━━ Input data

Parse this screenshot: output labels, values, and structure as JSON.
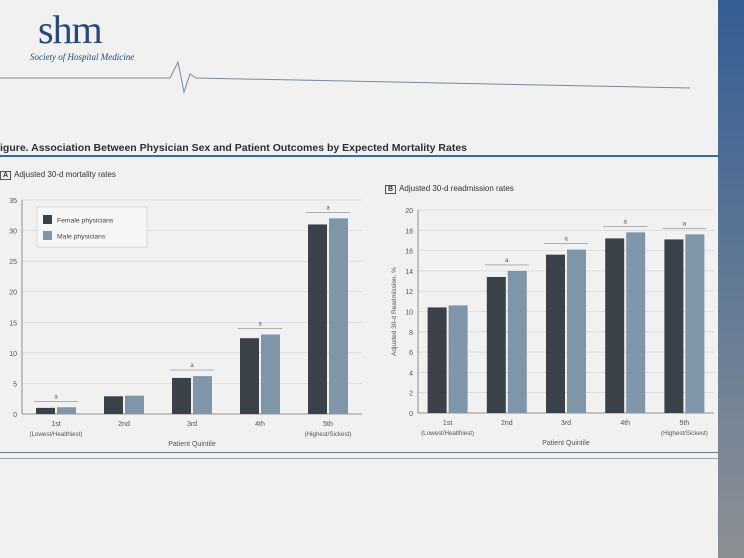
{
  "logo": {
    "text": "shm",
    "subtitle": "Society of Hospital Medicine"
  },
  "figure": {
    "title": "igure. Association Between Physician Sex and Patient Outcomes by Expected Mortality Rates"
  },
  "colors": {
    "female": "#3a4148",
    "male": "#7f95a8"
  },
  "chart_data": [
    {
      "type": "bar",
      "panel": "A",
      "title": "Adjusted 30-d mortality rates",
      "xlabel": "Patient Quintile",
      "ylabel": "",
      "categories": [
        "1st",
        "2nd",
        "3rd",
        "4th",
        "5th"
      ],
      "category_sublabels": [
        "(Lowest/Healthiest)",
        "",
        "",
        "",
        "(Highest/Sickest)"
      ],
      "ylim": [
        0,
        35
      ],
      "yticks": [
        0,
        5,
        10,
        15,
        20,
        25,
        30,
        35
      ],
      "legend": "top-left",
      "series": [
        {
          "name": "Female physicians",
          "values": [
            1.0,
            2.9,
            5.9,
            12.4,
            31.0
          ]
        },
        {
          "name": "Male physicians",
          "values": [
            1.1,
            3.0,
            6.2,
            13.0,
            32.0
          ]
        }
      ],
      "significance": [
        "a",
        "",
        "a",
        "a",
        "a"
      ]
    },
    {
      "type": "bar",
      "panel": "B",
      "title": "Adjusted 30-d readmission rates",
      "xlabel": "Patient Quintile",
      "ylabel": "Adjusted 30-d Readmission, %",
      "categories": [
        "1st",
        "2nd",
        "3rd",
        "4th",
        "5th"
      ],
      "category_sublabels": [
        "(Lowest/Healthiest)",
        "",
        "",
        "",
        "(Highest/Sickest)"
      ],
      "ylim": [
        0,
        20
      ],
      "yticks": [
        0,
        2,
        4,
        6,
        8,
        10,
        12,
        14,
        16,
        18,
        20
      ],
      "series": [
        {
          "name": "Female physicians",
          "values": [
            10.4,
            13.4,
            15.6,
            17.2,
            17.1
          ]
        },
        {
          "name": "Male physicians",
          "values": [
            10.6,
            14.0,
            16.1,
            17.8,
            17.6
          ]
        }
      ],
      "significance": [
        "",
        "a",
        "a",
        "a",
        "a"
      ]
    }
  ]
}
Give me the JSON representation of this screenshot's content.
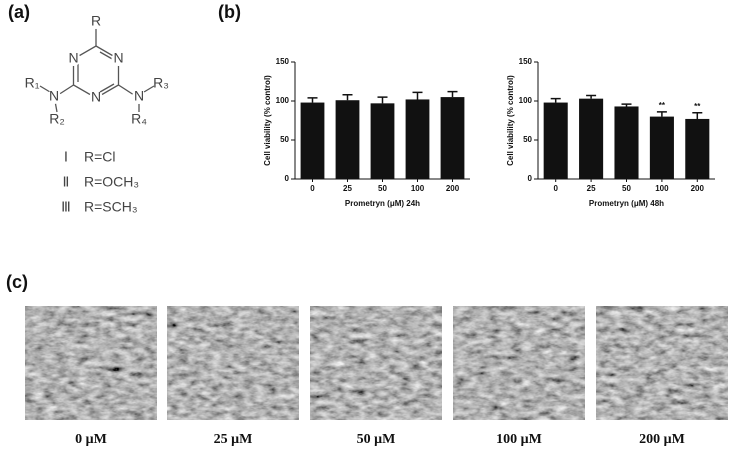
{
  "panel_labels": [
    "(a)",
    "(b)",
    "(c)"
  ],
  "structure": {
    "atoms": [
      "R",
      "N",
      "N",
      "N",
      "N",
      "N"
    ],
    "substituents": [
      "R₁",
      "R₂",
      "R₃",
      "R₄"
    ],
    "compounds": [
      {
        "numeral": "Ⅰ",
        "formula": "R=Cl"
      },
      {
        "numeral": "Ⅱ",
        "formula": "R=OCH₃"
      },
      {
        "numeral": "Ⅲ",
        "formula": "R=SCH₃"
      }
    ]
  },
  "chart_data": [
    {
      "type": "bar",
      "ylabel": "Cell viability (% control)",
      "xlabel": "Prometryn (μM) 24h",
      "categories": [
        "0",
        "25",
        "50",
        "100",
        "200"
      ],
      "values": [
        98,
        101,
        97,
        102,
        105
      ],
      "errors": [
        6,
        7,
        8,
        9,
        7
      ],
      "annotations": [
        null,
        null,
        null,
        null,
        null
      ],
      "color": "#111111",
      "ylim": [
        0,
        150
      ],
      "yticks": [
        0,
        50,
        100,
        150
      ]
    },
    {
      "type": "bar",
      "ylabel": "Cell viability (% control)",
      "xlabel": "Prometryn (μM) 48h",
      "categories": [
        "0",
        "25",
        "50",
        "100",
        "200"
      ],
      "values": [
        98,
        103,
        93,
        80,
        77
      ],
      "errors": [
        5,
        4,
        3,
        6,
        8
      ],
      "annotations": [
        null,
        null,
        null,
        "**",
        "**"
      ],
      "color": "#111111",
      "ylim": [
        0,
        150
      ],
      "yticks": [
        0,
        50,
        100,
        150
      ]
    }
  ],
  "images": {
    "captions": [
      "0 μM",
      "25 μM",
      "50 μM",
      "100 μM",
      "200 μM"
    ]
  }
}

━━━━

• [Given instruction]: Pictures stay out of the copy; please restate every record above exactly.

• [Response]:
Parse this screenshot: output labels, values, and structure as JSON.
{
  "logo": {
    "text": "shm",
    "subtitle": "Society of Hospital Medicine"
  },
  "figure": {
    "title": "igure. Association Between Physician Sex and Patient Outcomes by Expected Mortality Rates"
  },
  "colors": {
    "female": "#3a4148",
    "male": "#7f95a8"
  },
  "chart_data": [
    {
      "type": "bar",
      "panel": "A",
      "title": "Adjusted 30-d mortality rates",
      "xlabel": "Patient Quintile",
      "ylabel": "",
      "categories": [
        "1st",
        "2nd",
        "3rd",
        "4th",
        "5th"
      ],
      "category_sublabels": [
        "(Lowest/Healthiest)",
        "",
        "",
        "",
        "(Highest/Sickest)"
      ],
      "ylim": [
        0,
        35
      ],
      "yticks": [
        0,
        5,
        10,
        15,
        20,
        25,
        30,
        35
      ],
      "legend": "top-left",
      "series": [
        {
          "name": "Female physicians",
          "values": [
            1.0,
            2.9,
            5.9,
            12.4,
            31.0
          ]
        },
        {
          "name": "Male physicians",
          "values": [
            1.1,
            3.0,
            6.2,
            13.0,
            32.0
          ]
        }
      ],
      "significance": [
        "a",
        "",
        "a",
        "a",
        "a"
      ]
    },
    {
      "type": "bar",
      "panel": "B",
      "title": "Adjusted 30-d readmission rates",
      "xlabel": "Patient Quintile",
      "ylabel": "Adjusted 30-d Readmission, %",
      "categories": [
        "1st",
        "2nd",
        "3rd",
        "4th",
        "5th"
      ],
      "category_sublabels": [
        "(Lowest/Healthiest)",
        "",
        "",
        "",
        "(Highest/Sickest)"
      ],
      "ylim": [
        0,
        20
      ],
      "yticks": [
        0,
        2,
        4,
        6,
        8,
        10,
        12,
        14,
        16,
        18,
        20
      ],
      "series": [
        {
          "name": "Female physicians",
          "values": [
            10.4,
            13.4,
            15.6,
            17.2,
            17.1
          ]
        },
        {
          "name": "Male physicians",
          "values": [
            10.6,
            14.0,
            16.1,
            17.8,
            17.6
          ]
        }
      ],
      "significance": [
        "",
        "a",
        "a",
        "a",
        "a"
      ]
    }
  ]
}
Give me the JSON representation of this screenshot's content.
{
  "panel_labels": [
    "(a)",
    "(b)",
    "(c)"
  ],
  "structure": {
    "atoms": [
      "R",
      "N",
      "N",
      "N",
      "N",
      "N"
    ],
    "substituents": [
      "R₁",
      "R₂",
      "R₃",
      "R₄"
    ],
    "compounds": [
      {
        "numeral": "Ⅰ",
        "formula": "R=Cl"
      },
      {
        "numeral": "Ⅱ",
        "formula": "R=OCH₃"
      },
      {
        "numeral": "Ⅲ",
        "formula": "R=SCH₃"
      }
    ]
  },
  "chart_data": [
    {
      "type": "bar",
      "ylabel": "Cell viability (% control)",
      "xlabel": "Prometryn (μM) 24h",
      "categories": [
        "0",
        "25",
        "50",
        "100",
        "200"
      ],
      "values": [
        98,
        101,
        97,
        102,
        105
      ],
      "errors": [
        6,
        7,
        8,
        9,
        7
      ],
      "annotations": [
        null,
        null,
        null,
        null,
        null
      ],
      "color": "#111111",
      "ylim": [
        0,
        150
      ],
      "yticks": [
        0,
        50,
        100,
        150
      ]
    },
    {
      "type": "bar",
      "ylabel": "Cell viability (% control)",
      "xlabel": "Prometryn (μM) 48h",
      "categories": [
        "0",
        "25",
        "50",
        "100",
        "200"
      ],
      "values": [
        98,
        103,
        93,
        80,
        77
      ],
      "errors": [
        5,
        4,
        3,
        6,
        8
      ],
      "annotations": [
        null,
        null,
        null,
        "**",
        "**"
      ],
      "color": "#111111",
      "ylim": [
        0,
        150
      ],
      "yticks": [
        0,
        50,
        100,
        150
      ]
    }
  ],
  "images": {
    "captions": [
      "0 μM",
      "25 μM",
      "50 μM",
      "100 μM",
      "200 μM"
    ]
  }
}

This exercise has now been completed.